Wherever the string "more" turns up in the data, copy the whole line.

### Data supplied

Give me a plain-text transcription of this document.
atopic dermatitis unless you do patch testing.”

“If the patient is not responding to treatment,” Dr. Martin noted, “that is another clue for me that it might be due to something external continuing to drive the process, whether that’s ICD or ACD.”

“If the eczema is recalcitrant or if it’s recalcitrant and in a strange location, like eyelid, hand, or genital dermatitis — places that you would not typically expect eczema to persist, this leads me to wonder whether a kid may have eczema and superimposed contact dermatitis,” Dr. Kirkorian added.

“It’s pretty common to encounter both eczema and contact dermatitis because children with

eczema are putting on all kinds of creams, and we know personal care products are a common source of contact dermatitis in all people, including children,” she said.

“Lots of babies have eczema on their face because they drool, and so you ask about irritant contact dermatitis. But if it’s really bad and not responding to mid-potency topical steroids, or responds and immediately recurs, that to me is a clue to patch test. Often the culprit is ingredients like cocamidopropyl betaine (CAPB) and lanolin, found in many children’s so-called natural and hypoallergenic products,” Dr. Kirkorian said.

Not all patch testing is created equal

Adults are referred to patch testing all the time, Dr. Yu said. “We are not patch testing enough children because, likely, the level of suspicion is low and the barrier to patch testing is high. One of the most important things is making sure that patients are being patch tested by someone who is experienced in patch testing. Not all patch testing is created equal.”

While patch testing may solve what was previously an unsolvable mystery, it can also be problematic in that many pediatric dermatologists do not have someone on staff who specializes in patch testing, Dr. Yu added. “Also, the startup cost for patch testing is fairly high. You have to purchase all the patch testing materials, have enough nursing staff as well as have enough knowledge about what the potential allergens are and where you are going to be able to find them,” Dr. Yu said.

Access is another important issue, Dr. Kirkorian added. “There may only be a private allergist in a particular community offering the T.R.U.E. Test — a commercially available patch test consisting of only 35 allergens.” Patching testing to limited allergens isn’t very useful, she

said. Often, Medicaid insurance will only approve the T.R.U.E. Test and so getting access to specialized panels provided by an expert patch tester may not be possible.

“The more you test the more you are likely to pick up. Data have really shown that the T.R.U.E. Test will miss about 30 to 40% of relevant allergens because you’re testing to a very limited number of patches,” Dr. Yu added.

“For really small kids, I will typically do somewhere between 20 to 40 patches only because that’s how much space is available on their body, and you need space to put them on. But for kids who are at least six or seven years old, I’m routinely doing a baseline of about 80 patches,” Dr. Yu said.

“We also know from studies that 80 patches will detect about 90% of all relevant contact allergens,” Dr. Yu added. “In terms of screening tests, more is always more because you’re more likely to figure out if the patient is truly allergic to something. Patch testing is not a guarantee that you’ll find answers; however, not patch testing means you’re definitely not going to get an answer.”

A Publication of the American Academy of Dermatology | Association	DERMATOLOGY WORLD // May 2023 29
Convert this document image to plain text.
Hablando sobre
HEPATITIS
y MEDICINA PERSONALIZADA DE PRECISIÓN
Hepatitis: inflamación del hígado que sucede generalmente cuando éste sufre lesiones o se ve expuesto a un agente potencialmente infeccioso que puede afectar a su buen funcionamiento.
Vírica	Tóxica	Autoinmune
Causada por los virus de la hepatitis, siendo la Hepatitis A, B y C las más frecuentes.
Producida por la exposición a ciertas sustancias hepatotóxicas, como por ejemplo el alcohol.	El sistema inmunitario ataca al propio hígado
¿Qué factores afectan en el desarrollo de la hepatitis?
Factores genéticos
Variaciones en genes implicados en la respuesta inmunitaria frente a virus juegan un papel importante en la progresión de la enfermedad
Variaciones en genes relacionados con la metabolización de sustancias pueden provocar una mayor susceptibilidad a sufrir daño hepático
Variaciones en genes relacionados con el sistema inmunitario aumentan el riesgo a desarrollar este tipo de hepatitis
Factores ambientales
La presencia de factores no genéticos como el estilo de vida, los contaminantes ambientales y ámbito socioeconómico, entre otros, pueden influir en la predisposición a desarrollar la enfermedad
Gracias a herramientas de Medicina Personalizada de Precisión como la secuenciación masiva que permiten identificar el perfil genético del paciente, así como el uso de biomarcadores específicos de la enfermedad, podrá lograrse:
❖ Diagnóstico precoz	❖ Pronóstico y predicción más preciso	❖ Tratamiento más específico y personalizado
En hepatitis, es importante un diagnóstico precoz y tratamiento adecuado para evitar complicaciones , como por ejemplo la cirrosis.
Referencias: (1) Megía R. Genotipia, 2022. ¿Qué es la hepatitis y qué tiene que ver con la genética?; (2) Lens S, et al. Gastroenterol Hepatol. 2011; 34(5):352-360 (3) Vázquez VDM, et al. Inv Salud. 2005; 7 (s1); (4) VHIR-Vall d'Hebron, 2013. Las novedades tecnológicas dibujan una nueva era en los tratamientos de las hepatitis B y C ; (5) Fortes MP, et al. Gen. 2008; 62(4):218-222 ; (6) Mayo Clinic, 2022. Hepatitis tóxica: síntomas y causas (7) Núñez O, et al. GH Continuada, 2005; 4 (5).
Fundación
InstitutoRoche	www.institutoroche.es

######

- Response area -
“The more you test the more you are likely to pick up. Data have really shown that the T.R.U.E. Test will miss about 30 to 40% of relevant allergens because you’re testing to a very limited number of patches,” Dr. Yu added.
“We also know from studies that 80 patches will detect about 90% of all relevant contact allergens,” Dr. Yu added. “In terms of screening tests, more is always more because you’re more likely to figure out if the patient is truly allergic to something. Patch testing is not a guarantee that you’ll find answers; however, not patch testing means you’re definitely not going to get an answer.”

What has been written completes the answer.